* PROBLEM: For every line in the data below that contains "modules", copy the line.

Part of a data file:
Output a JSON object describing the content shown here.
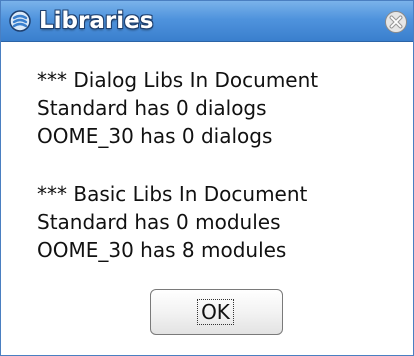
{
  "window": {
    "title": "Libraries"
  },
  "message": {
    "lines": [
      "*** Dialog Libs In Document",
      "Standard has 0 dialogs",
      "OOME_30 has 0 dialogs",
      "*** Basic Libs In Document",
      "Standard has 0 modules",
      "OOME_30 has 8 modules"
    ]
  },
  "buttons": {
    "ok_label": "OK"
  },
  "colors": {
    "titlebar": "#4f93dd",
    "title_text": "#ffffff",
    "title_outline": "#1e3f6e",
    "dialog_background": "#ffffff"
  },
  "icons": {
    "app": "app-menu-icon",
    "close": "close-icon"
  }
}
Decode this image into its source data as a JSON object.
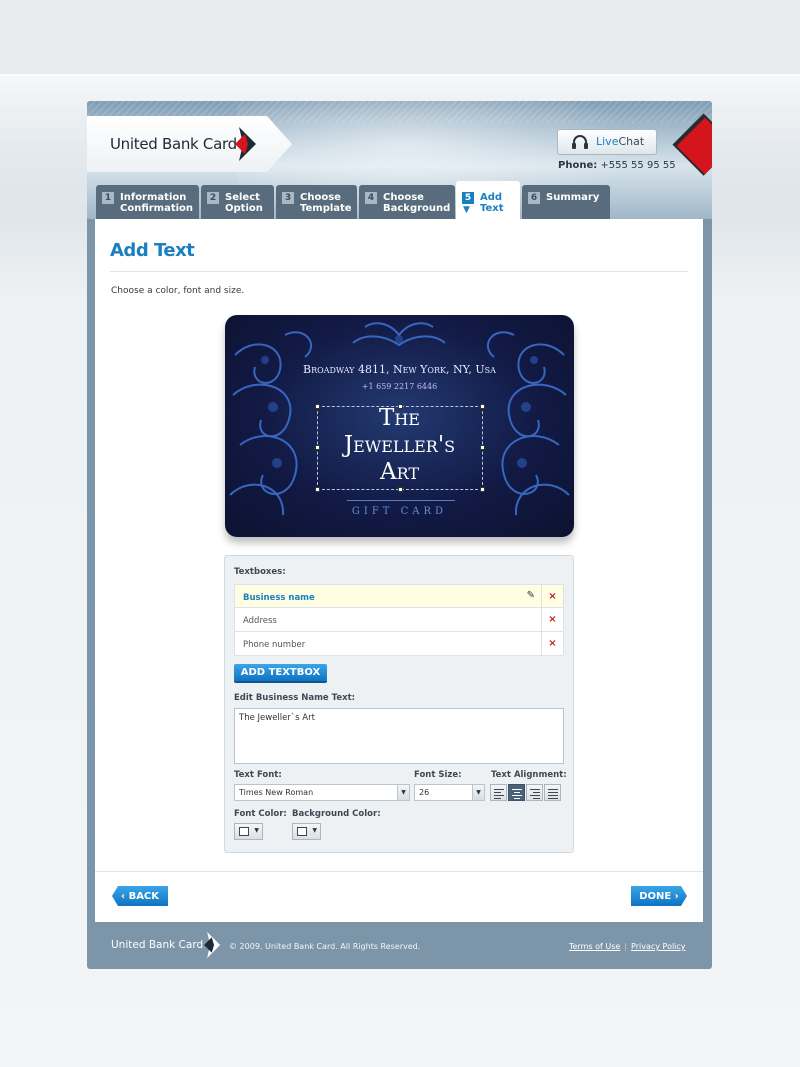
{
  "header": {
    "brand": "United Bank Card",
    "livechat_live": "Live",
    "livechat_chat": "Chat",
    "phone_label": "Phone:",
    "phone_value": "+555 55 95 55"
  },
  "tabs": [
    {
      "num": "1",
      "line1": "Information",
      "line2": "Confirmation"
    },
    {
      "num": "2",
      "line1": "Select",
      "line2": "Option"
    },
    {
      "num": "3",
      "line1": "Choose",
      "line2": "Template"
    },
    {
      "num": "4",
      "line1": "Choose",
      "line2": "Background"
    },
    {
      "num": "5",
      "line1": "Add",
      "line2": "Text",
      "active": true
    },
    {
      "num": "6",
      "line1": "Summary",
      "line2": ""
    }
  ],
  "main": {
    "title": "Add Text",
    "instruction": "Choose a color, font and size."
  },
  "card": {
    "address": "Broadway 4811, New York, NY, Usa",
    "phone": "+1 659 2217 6446",
    "title_line1": "The",
    "title_line2": "Jeweller's",
    "title_line3": "Art",
    "tag": "GIFT CARD"
  },
  "editor": {
    "textboxes_label": "Textboxes:",
    "textboxes": [
      {
        "label": "Business name",
        "selected": true
      },
      {
        "label": "Address",
        "selected": false
      },
      {
        "label": "Phone number",
        "selected": false
      }
    ],
    "delete_glyph": "×",
    "add_button": "ADD TEXTBOX",
    "edit_label": "Edit Business Name Text:",
    "edit_value": "The Jeweller`s Art",
    "font_label": "Text Font:",
    "font_value": "Times New Roman",
    "size_label": "Font Size:",
    "size_value": "26",
    "align_label": "Text Alignment:",
    "alignment_selected": "center",
    "font_color_label": "Font Color:",
    "bg_color_label": "Background Color:"
  },
  "nav": {
    "back": "‹ BACK",
    "done": "DONE ›"
  },
  "footer": {
    "brand": "United Bank Card",
    "copyright": "© 2009. United Bank Card. All Rights Reserved.",
    "terms": "Terms of Use",
    "privacy": "Privacy Policy"
  },
  "colors": {
    "accent": "#1a7fc1",
    "frame": "#7d95a9",
    "tab_bg": "#586c7e",
    "delete": "#c21b1b",
    "brand_red": "#d4151e"
  }
}
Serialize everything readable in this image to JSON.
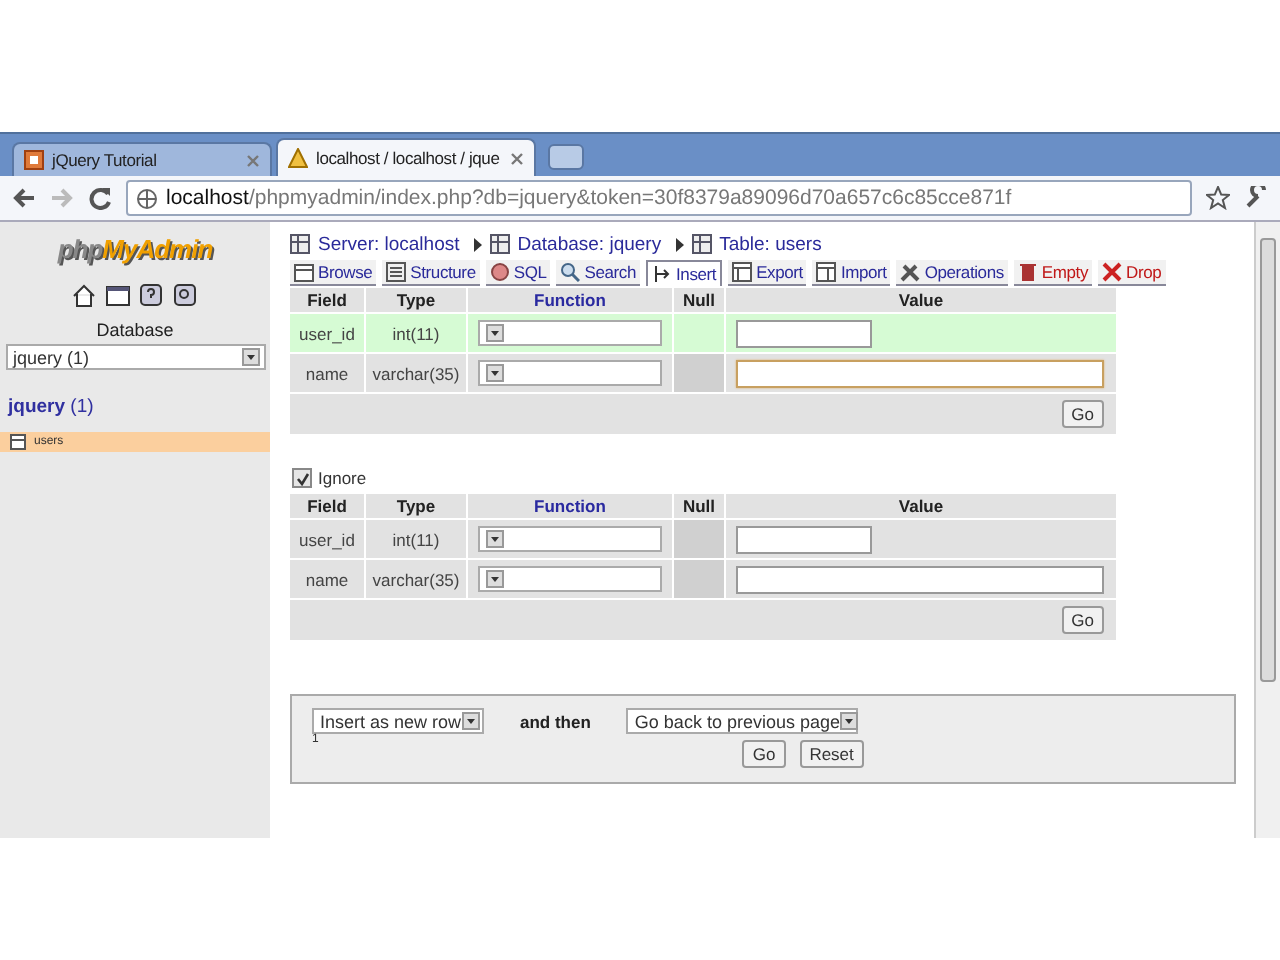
{
  "browser": {
    "tabs": [
      {
        "title": "jQuery Tutorial",
        "selected": false
      },
      {
        "title": "localhost / localhost / jque",
        "selected": true
      }
    ],
    "url_host": "localhost",
    "url_rest": "/phpmyadmin/index.php?db=jquery&token=30f8379a89096d70a657c6c85cce871f"
  },
  "sidebar": {
    "logo_php": "php",
    "logo_rest": "MyAdmin",
    "db_label": "Database",
    "db_select": "jquery (1)",
    "db_name": "jquery",
    "db_count": "(1)",
    "tables": [
      {
        "name": "users",
        "selected": true
      }
    ]
  },
  "breadcrumb": [
    {
      "label": "Server: localhost"
    },
    {
      "label": "Database: jquery"
    },
    {
      "label": "Table: users"
    }
  ],
  "menu": [
    {
      "label": "Browse",
      "kind": "normal",
      "selected": false
    },
    {
      "label": "Structure",
      "kind": "normal",
      "selected": false
    },
    {
      "label": "SQL",
      "kind": "normal",
      "selected": false
    },
    {
      "label": "Search",
      "kind": "normal",
      "selected": false
    },
    {
      "label": "Insert",
      "kind": "normal",
      "selected": true
    },
    {
      "label": "Export",
      "kind": "normal",
      "selected": false
    },
    {
      "label": "Import",
      "kind": "normal",
      "selected": false
    },
    {
      "label": "Operations",
      "kind": "normal",
      "selected": false
    },
    {
      "label": "Empty",
      "kind": "danger",
      "selected": false
    },
    {
      "label": "Drop",
      "kind": "danger",
      "selected": false
    }
  ],
  "forms": [
    {
      "columns": [
        "Field",
        "Type",
        "Function",
        "Null",
        "Value"
      ],
      "rows": [
        {
          "field": "user_id",
          "type": "int(11)",
          "kind": "short",
          "highlighted": true,
          "focused": false
        },
        {
          "field": "name",
          "type": "varchar(35)",
          "kind": "long",
          "highlighted": false,
          "focused": true
        }
      ],
      "button": "Go"
    },
    {
      "ignore": {
        "label": "Ignore",
        "checked": true
      },
      "columns": [
        "Field",
        "Type",
        "Function",
        "Null",
        "Value"
      ],
      "rows": [
        {
          "field": "user_id",
          "type": "int(11)",
          "kind": "short",
          "highlighted": false,
          "focused": false
        },
        {
          "field": "name",
          "type": "varchar(35)",
          "kind": "long",
          "highlighted": false,
          "focused": false
        }
      ],
      "button": "Go"
    }
  ],
  "footer": {
    "mode": "Insert as new row",
    "and_then": "and then",
    "after": "Go back to previous page",
    "note": "1",
    "buttons": [
      "Go",
      "Reset"
    ]
  }
}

* TASK RESPONSE:
      "Standard has 0 modules",
      "OOME_30 has 8 modules"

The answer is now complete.